**EXERCISE DESCRIPTION:**
Without the pictures, write out all the lines below exactly as they appear.

**Collected data entries:**

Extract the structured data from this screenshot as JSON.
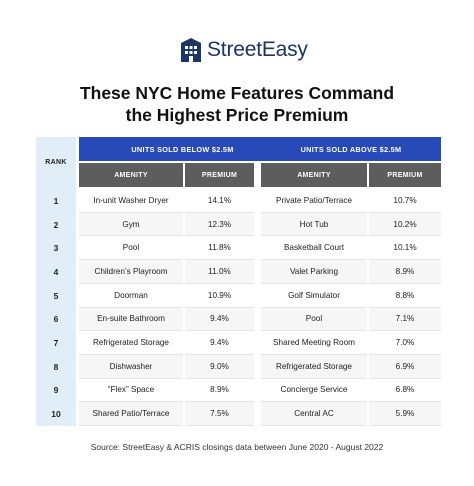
{
  "brand": {
    "name": "StreetEasy",
    "icon": "building-icon",
    "color": "#1b3566"
  },
  "title_line1": "These NYC Home Features Command",
  "title_line2": "the Highest Price Premium",
  "table": {
    "rank_header": "RANK",
    "below": {
      "header": "UNITS SOLD BELOW $2.5M",
      "col_amenity": "AMENITY",
      "col_premium": "PREMIUM"
    },
    "above": {
      "header": "UNITS SOLD ABOVE $2.5M",
      "col_amenity": "AMENITY",
      "col_premium": "PREMIUM"
    },
    "rows": [
      {
        "rank": "1",
        "below_amenity": "In-unit Washer Dryer",
        "below_premium": "14.1%",
        "above_amenity": "Private Patio/Terrace",
        "above_premium": "10.7%"
      },
      {
        "rank": "2",
        "below_amenity": "Gym",
        "below_premium": "12.3%",
        "above_amenity": "Hot Tub",
        "above_premium": "10.2%"
      },
      {
        "rank": "3",
        "below_amenity": "Pool",
        "below_premium": "11.8%",
        "above_amenity": "Basketball Court",
        "above_premium": "10.1%"
      },
      {
        "rank": "4",
        "below_amenity": "Children’s Playroom",
        "below_premium": "11.0%",
        "above_amenity": "Valet Parking",
        "above_premium": "8.9%"
      },
      {
        "rank": "5",
        "below_amenity": "Doorman",
        "below_premium": "10.9%",
        "above_amenity": "Golf Simulator",
        "above_premium": "8.8%"
      },
      {
        "rank": "6",
        "below_amenity": "En-suite Bathroom",
        "below_premium": "9.4%",
        "above_amenity": "Pool",
        "above_premium": "7.1%"
      },
      {
        "rank": "7",
        "below_amenity": "Refrigerated Storage",
        "below_premium": "9.4%",
        "above_amenity": "Shared Meeting Room",
        "above_premium": "7.0%"
      },
      {
        "rank": "8",
        "below_amenity": "Dishwasher",
        "below_premium": "9.0%",
        "above_amenity": "Refrigerated Storage",
        "above_premium": "6.9%"
      },
      {
        "rank": "9",
        "below_amenity": "“Flex” Space",
        "below_premium": "8.9%",
        "above_amenity": "Concierge Service",
        "above_premium": "6.8%"
      },
      {
        "rank": "10",
        "below_amenity": "Shared Patio/Terrace",
        "below_premium": "7.5%",
        "above_amenity": "Central AC",
        "above_premium": "5.9%"
      }
    ]
  },
  "source": "Source: StreetEasy & ACRIS closings data between June 2020 - August 2022",
  "colors": {
    "header_blue": "#2849b8",
    "subheader_gray": "#5d5d5d",
    "rank_bg": "#e1eef8"
  }
}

**RESPONSE TO THIS TASK:**
Extract the structured data from this screenshot as JSON.
{
  "brand": {
    "name": "StreetEasy",
    "icon": "building-icon",
    "color": "#1b3566"
  },
  "title_line1": "These NYC Home Features Command",
  "title_line2": "the Highest Price Premium",
  "table": {
    "rank_header": "RANK",
    "below": {
      "header": "UNITS SOLD BELOW $2.5M",
      "col_amenity": "AMENITY",
      "col_premium": "PREMIUM"
    },
    "above": {
      "header": "UNITS SOLD ABOVE $2.5M",
      "col_amenity": "AMENITY",
      "col_premium": "PREMIUM"
    },
    "rows": [
      {
        "rank": "1",
        "below_amenity": "In-unit Washer Dryer",
        "below_premium": "14.1%",
        "above_amenity": "Private Patio/Terrace",
        "above_premium": "10.7%"
      },
      {
        "rank": "2",
        "below_amenity": "Gym",
        "below_premium": "12.3%",
        "above_amenity": "Hot Tub",
        "above_premium": "10.2%"
      },
      {
        "rank": "3",
        "below_amenity": "Pool",
        "below_premium": "11.8%",
        "above_amenity": "Basketball Court",
        "above_premium": "10.1%"
      },
      {
        "rank": "4",
        "below_amenity": "Children’s Playroom",
        "below_premium": "11.0%",
        "above_amenity": "Valet Parking",
        "above_premium": "8.9%"
      },
      {
        "rank": "5",
        "below_amenity": "Doorman",
        "below_premium": "10.9%",
        "above_amenity": "Golf Simulator",
        "above_premium": "8.8%"
      },
      {
        "rank": "6",
        "below_amenity": "En-suite Bathroom",
        "below_premium": "9.4%",
        "above_amenity": "Pool",
        "above_premium": "7.1%"
      },
      {
        "rank": "7",
        "below_amenity": "Refrigerated Storage",
        "below_premium": "9.4%",
        "above_amenity": "Shared Meeting Room",
        "above_premium": "7.0%"
      },
      {
        "rank": "8",
        "below_amenity": "Dishwasher",
        "below_premium": "9.0%",
        "above_amenity": "Refrigerated Storage",
        "above_premium": "6.9%"
      },
      {
        "rank": "9",
        "below_amenity": "“Flex” Space",
        "below_premium": "8.9%",
        "above_amenity": "Concierge Service",
        "above_premium": "6.8%"
      },
      {
        "rank": "10",
        "below_amenity": "Shared Patio/Terrace",
        "below_premium": "7.5%",
        "above_amenity": "Central AC",
        "above_premium": "5.9%"
      }
    ]
  },
  "source": "Source: StreetEasy & ACRIS closings data between June 2020 - August 2022",
  "colors": {
    "header_blue": "#2849b8",
    "subheader_gray": "#5d5d5d",
    "rank_bg": "#e1eef8"
  }
}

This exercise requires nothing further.